> [WHAT THE EXERCISE ASKS]
Update the records beginning at the line that has "series-thumbnail-chest-xray[interactable] <box>628 593" and stopping after the line that has "series-thumbnails-label: SERIES THUMBNAILS <box>46 156", changing every "refresh-icon" to "reload-icon" and leaving all else as it is. Give back only those lines.

(Data records)
* Begin *
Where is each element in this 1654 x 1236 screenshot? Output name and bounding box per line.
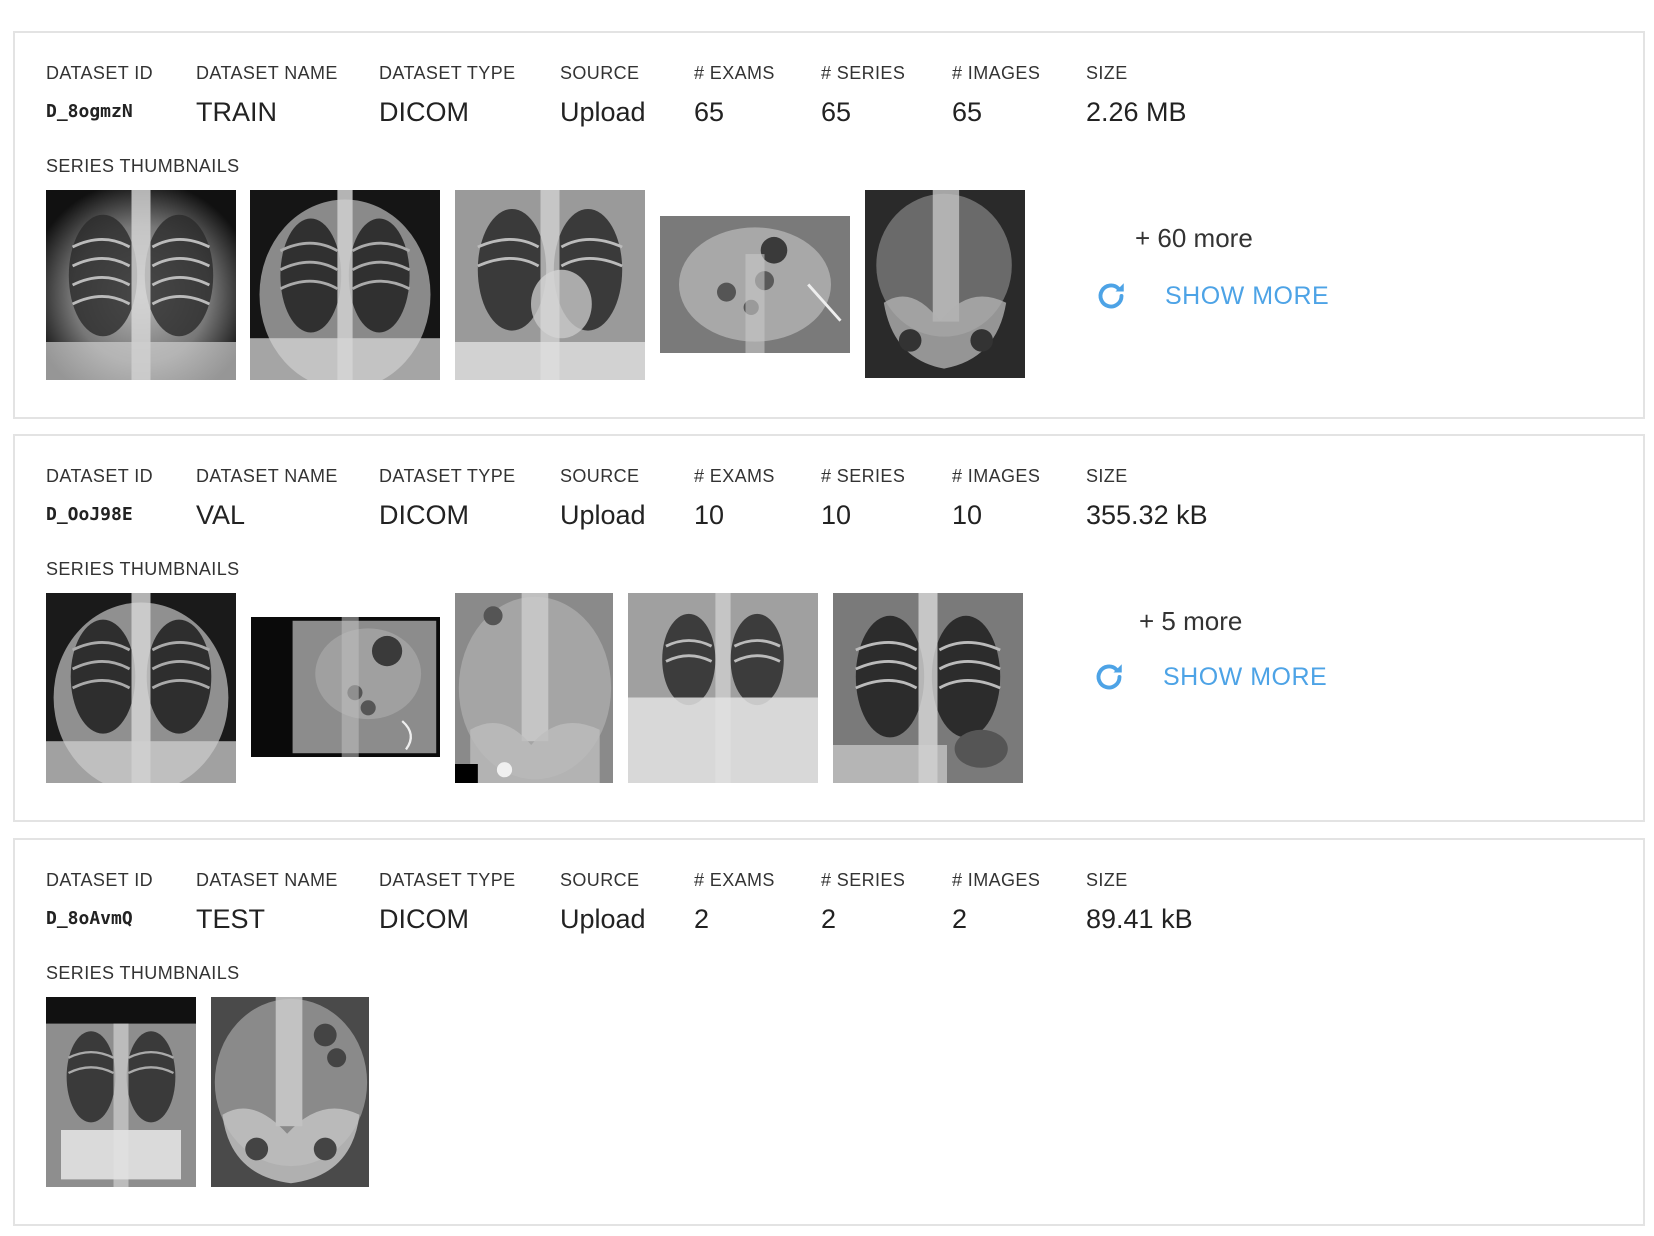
series-thumbnail-chest-xray[interactable] <box>628 593 818 783</box>
refresh-icon <box>1096 664 1122 690</box>
source-value: Upload <box>560 97 646 127</box>
show-more-label: SHOW MORE <box>1165 281 1330 310</box>
dataset-id-value: D_8oAvmQ <box>46 908 133 929</box>
series-thumbnail-chest-xray[interactable] <box>46 593 236 783</box>
dataset-id-header: DATASET ID <box>46 466 154 486</box>
refresh-icon <box>1098 283 1124 309</box>
dataset-name-header: DATASET NAME <box>196 870 338 890</box>
series-thumbnail-chest-xray[interactable] <box>833 593 1023 783</box>
series-header: # SERIES <box>821 466 906 486</box>
size-header: SIZE <box>1086 870 1128 890</box>
show-more-button[interactable]: SHOW MORE <box>1091 659 1327 695</box>
series-value: 10 <box>821 500 852 530</box>
images-header: # IMAGES <box>952 63 1041 83</box>
exams-value: 2 <box>694 904 710 934</box>
source-value: Upload <box>560 904 646 934</box>
dataset-type-value: DICOM <box>379 97 469 127</box>
dataset-type-header: DATASET TYPE <box>379 870 516 890</box>
series-thumbnail-pelvis-xray[interactable] <box>865 190 1025 378</box>
dataset-type-header: DATASET TYPE <box>379 466 516 486</box>
dataset-type-value: DICOM <box>379 904 469 934</box>
exams-header: # EXAMS <box>694 466 775 486</box>
series-thumbnail-pelvis-xray[interactable] <box>211 997 369 1187</box>
size-value: 2.26 MB <box>1086 97 1187 127</box>
more-series-count: + 60 more <box>1135 223 1253 253</box>
images-header: # IMAGES <box>952 466 1041 486</box>
dataset-id-value: D_OoJ98E <box>46 504 133 525</box>
size-header: SIZE <box>1086 63 1128 83</box>
series-thumbnail-chest-xray[interactable] <box>46 997 196 1187</box>
exams-value: 65 <box>694 97 725 127</box>
source-header: SOURCE <box>560 63 640 83</box>
dataset-id-header: DATASET ID <box>46 63 154 83</box>
dataset-id-header: DATASET ID <box>46 870 154 890</box>
source-header: SOURCE <box>560 870 640 890</box>
source-value: Upload <box>560 500 646 530</box>
dataset-card-train: DATASET ID DATASET NAME DATASET TYPE SOU… <box>13 31 1645 419</box>
dataset-card-val: DATASET ID DATASET NAME DATASET TYPE SOU… <box>13 434 1645 822</box>
exams-header: # EXAMS <box>694 63 775 83</box>
series-thumbnails-label: SERIES THUMBNAILS <box>46 156 240 176</box>
images-value: 2 <box>952 904 968 934</box>
series-thumbnails-label: SERIES THUMBNAILS <box>46 559 240 579</box>
images-header: # IMAGES <box>952 870 1041 890</box>
dataset-id-value: D_8ogmzN <box>46 101 133 122</box>
exams-value: 10 <box>694 500 725 530</box>
dataset-type-header: DATASET TYPE <box>379 63 516 83</box>
exams-header: # EXAMS <box>694 870 775 890</box>
series-thumbnail-spine-xray[interactable] <box>455 593 613 783</box>
source-header: SOURCE <box>560 466 640 486</box>
show-more-button[interactable]: SHOW MORE <box>1093 278 1329 314</box>
images-value: 10 <box>952 500 983 530</box>
series-thumbnail-chest-xray[interactable] <box>455 190 645 380</box>
series-thumbnail-chest-xray[interactable] <box>250 190 440 380</box>
series-thumbnails-label: SERIES THUMBNAILS <box>46 963 240 983</box>
series-header: # SERIES <box>821 63 906 83</box>
dataset-name-value: VAL <box>196 500 246 530</box>
series-thumbnail-chest-xray[interactable] <box>46 190 236 380</box>
size-header: SIZE <box>1086 466 1128 486</box>
more-series-count: + 5 more <box>1139 606 1243 636</box>
size-value: 355.32 kB <box>1086 500 1208 530</box>
dataset-name-value: TRAIN <box>196 97 277 127</box>
series-thumbnail-abdomen-xray[interactable] <box>251 617 440 757</box>
series-value: 65 <box>821 97 852 127</box>
dataset-card-test: DATASET ID DATASET NAME DATASET TYPE SOU… <box>13 838 1645 1226</box>
dataset-name-header: DATASET NAME <box>196 466 338 486</box>
series-value: 2 <box>821 904 837 934</box>
dataset-name-value: TEST <box>196 904 266 934</box>
series-header: # SERIES <box>821 870 906 890</box>
series-thumbnail-abdomen-xray[interactable] <box>660 216 850 353</box>
images-value: 65 <box>952 97 983 127</box>
dataset-type-value: DICOM <box>379 500 469 530</box>
dataset-name-header: DATASET NAME <box>196 63 338 83</box>
size-value: 89.41 kB <box>1086 904 1193 934</box>
show-more-label: SHOW MORE <box>1163 662 1328 691</box>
* End *
> [TASK OUTPUT]
series-thumbnail-chest-xray[interactable] <box>628 593 818 783</box>
reload-icon <box>1096 664 1122 690</box>
source-value: Upload <box>560 97 646 127</box>
show-more-label: SHOW MORE <box>1165 281 1330 310</box>
dataset-id-value: D_8oAvmQ <box>46 908 133 929</box>
series-thumbnail-chest-xray[interactable] <box>46 593 236 783</box>
dataset-id-header: DATASET ID <box>46 466 154 486</box>
reload-icon <box>1098 283 1124 309</box>
dataset-name-header: DATASET NAME <box>196 870 338 890</box>
series-thumbnail-chest-xray[interactable] <box>833 593 1023 783</box>
series-header: # SERIES <box>821 466 906 486</box>
size-header: SIZE <box>1086 870 1128 890</box>
show-more-button[interactable]: SHOW MORE <box>1091 659 1327 695</box>
series-value: 10 <box>821 500 852 530</box>
images-header: # IMAGES <box>952 63 1041 83</box>
exams-value: 2 <box>694 904 710 934</box>
source-value: Upload <box>560 904 646 934</box>
dataset-type-value: DICOM <box>379 97 469 127</box>
dataset-type-header: DATASET TYPE <box>379 870 516 890</box>
series-thumbnail-pelvis-xray[interactable] <box>865 190 1025 378</box>
dataset-type-header: DATASET TYPE <box>379 466 516 486</box>
dataset-type-value: DICOM <box>379 904 469 934</box>
exams-header: # EXAMS <box>694 466 775 486</box>
series-thumbnail-pelvis-xray[interactable] <box>211 997 369 1187</box>
size-value: 2.26 MB <box>1086 97 1187 127</box>
more-series-count: + 60 more <box>1135 223 1253 253</box>
images-header: # IMAGES <box>952 466 1041 486</box>
dataset-id-value: D_OoJ98E <box>46 504 133 525</box>
size-header: SIZE <box>1086 63 1128 83</box>
series-thumbnail-chest-xray[interactable] <box>46 997 196 1187</box>
exams-value: 65 <box>694 97 725 127</box>
source-header: SOURCE <box>560 63 640 83</box>
dataset-id-header: DATASET ID <box>46 63 154 83</box>
dataset-id-header: DATASET ID <box>46 870 154 890</box>
source-header: SOURCE <box>560 870 640 890</box>
source-value: Upload <box>560 500 646 530</box>
dataset-card-train: DATASET ID DATASET NAME DATASET TYPE SOU… <box>13 31 1645 419</box>
dataset-card-val: DATASET ID DATASET NAME DATASET TYPE SOU… <box>13 434 1645 822</box>
exams-header: # EXAMS <box>694 63 775 83</box>
series-thumbnails-label: SERIES THUMBNAILS <box>46 156 240 176</box>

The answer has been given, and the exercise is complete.